◆ Tarefas do exercício
A – No texto sobre a venda de gás natural em Mato Grosso do Sul, quantos clientes da MSGÁS são indústrias?
B – Dê a continuação do texto sobre a mudança nas regras de venda de gás natural em Mato Grosso do Sul, começando logo depois da última frase.

◆ Texto fornecido

# # # #

Mudança na legislação sobre a comercialização de gás natural capitaneada pela Fiems (Federação das Indústrias de Mato Grosso do Sul) pode ‘abrir a porteira’ para a fuga de clientes da MSGÁS (Companhia de Gás de MS) — a qual o Estado detém 51% de participação — e causar perdas milionárias na arrecadação aos cofres estaduais. 

Um esboço do projeto de lei que pode ser apresentado na Alems (Assembleia Legislativa de MS) obtido pelo Jornal Midiamax revela a intenção da Fiems em ampliar o público que pode ser enquadrado como ‘cliente livre’, ou seja, que pode comprar o combustível de outra fonte. Isso permite, por exemplo, a compra direta de qualquer produtor ou importador de gás, eliminando o recolhimento do ICMS (Imposto sobre Circulação de Mercadorias e Prestação de Serviços) por parte do Estado.

Atualmente, já existe a figura do ‘cliente livre’ em MS, conforme portaria nº 103 da Agepan (Agência Estadual de Regulação de Serviços Públicos de Mato Grosso do Sul), porém, de forma muito mais limitada, com uma série de exigências como ser cliente da MSGÁS por pelo menos 12 meses e consumir ao menos 150 mil metros cúbicos de gás natural por dia para clientes industriais.

Se aprovado, o projeto da Fiems vai permitir que consumidores de qualquer segmento de clientes possa comprar gás de outro fornecedor que não seja a MSGÁS, desde que consuma apenas 10 mil metros cúbicos mensais, ou seja, cerca de 333 m³ diários.


Trecho do esboço do projeto, que amplia o número de clientes da MSGÁS classificados como ‘consumidores livres’

Perda milionária de arrecadação

Conforme dados referentes a outubro de 2020 da Abegás (Associação Brasileira das Empresas Distribuidoras de Gás Canalizado) — da qual a MSGÁS faz parte —, o segmento industrial, apesar de ter poucos clientes é o que mais consome, ou seja, o que mais compra gás natural da empresa controlada pelo Estado de MS.

Assim, dos 10.278 clientes da MSGÁS, apenas 22 são indústrias. A maioria (9.766) são clientes residenciais. Porém, o volume de gás consumido pelas indústrias representa pouco mais de 50% de todo o combustível vendido pela companhia. São 536,6 mil metros cúbicos diários consumidos de um total de 1.054 milhão de m³ vendidos naquele mês.

O balancete da MSGÁS referente ao ano de 2020 mostra que a arrecadação com ICMS somente proveniente da venda de gás para indústrias foi na ordem de R$ 67 milhões do total de R$ 70,9 milhões recolhidos.

# # # #

◆ Bloco de dados
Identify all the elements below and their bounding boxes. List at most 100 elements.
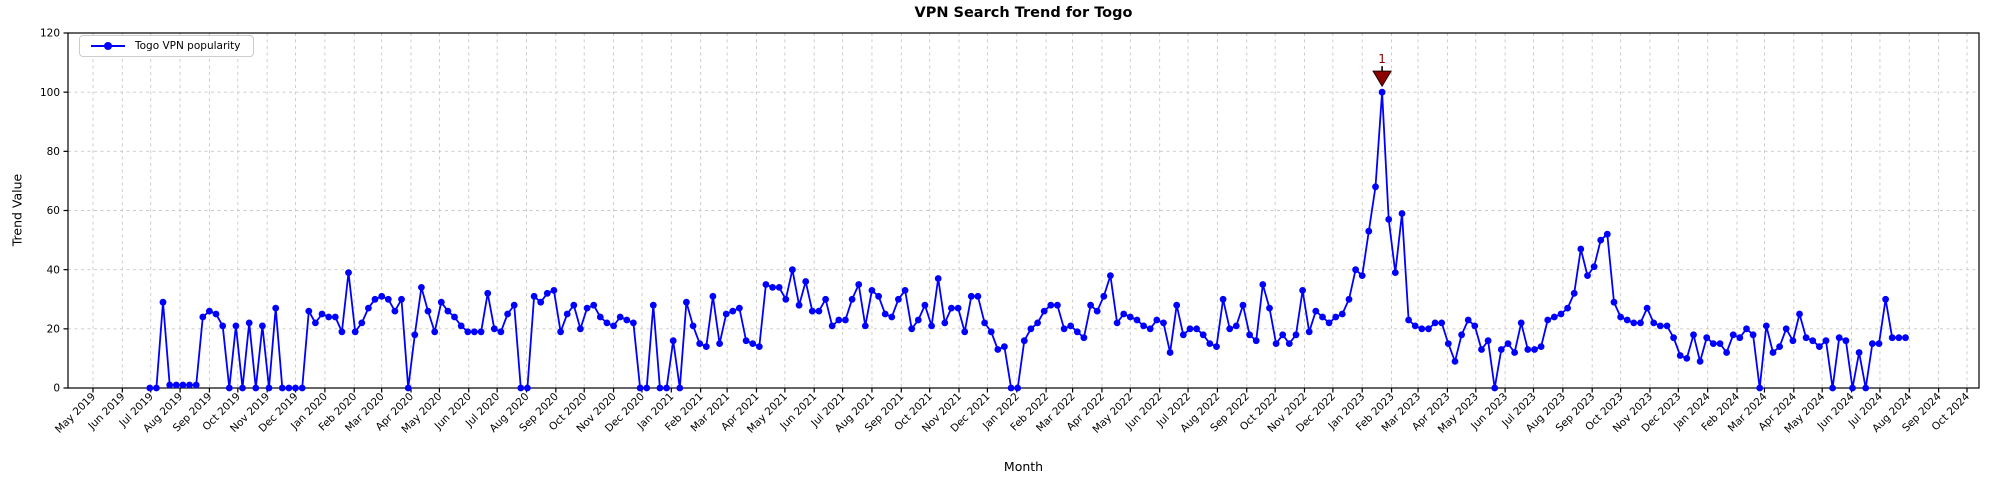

# # # #

◆ Respostas
A – 22 clientes.

B –
Até outubro de 2020, a MSGÁS contava com carteira de 10.276 clientes em Campo Grande, Três Lagoas e Corumbá. O volume distribuído é de cerca de 1,6 milhão de metros cúbicos de gás por dia e possui rede de distribuição de 355 km. Relatório de 2020 mostra que a companhia obteve lucro líquido de R$ 84 milhões em 2020.

Apesar do novo marco regulatório, sancionado em abril pelo presidente Jair Bolsonaro (sem partido), a competência para tirar o monopólio da distribuição cabe aos estados. Em MS, a MSGÁS detém esse monopólio, conforme o contrato de concessão da empresa, criada em 1998.


MSGÁS tem ramais que atendem Corumbá, Campo Grande e Três Lagoas

Visão da MSGÁS

Em nota enviada ao Jornal Midiamax, a MSGÁS informou que a empresa continuará recebendo de ‘clientes livres’ pela tarifa de distribuição e pontuou que a abertura de mercado pode ser benéfica ao Estado. “É fato que o Gás Natural funciona como um fator de fomento do desenvolvimento industrial e crescimento econômico do Estado, e a chegada de novos players é fator de competitividade que beneficia a ponta da cadeia, a população”.

Por fim, a companhia limitou-se a pontuar que “se o gás for comprado pela Comercializadora com escritório em MS os impostos de compra continuarão arrecadados pelo Estado”, finalizando a nota sem pontuar a possível perda de clientes ou de receita que a empresa pode sofrer.

A Fiems, presidida por Sérgio Longen, foi procurada pela reportagem para se posicionar sobre os benefícios econômicos ao Estado que o projeto, caso aprovado, pode proporcionar, apesar da queda de arrecadação, mas não se manifestou. 

A Sefaz (Secretaria Estadual de Fazenda) também não enviou posicionamento para a reportagem até a publicação deste material.

O espaço segue aberto para esclarecimentos.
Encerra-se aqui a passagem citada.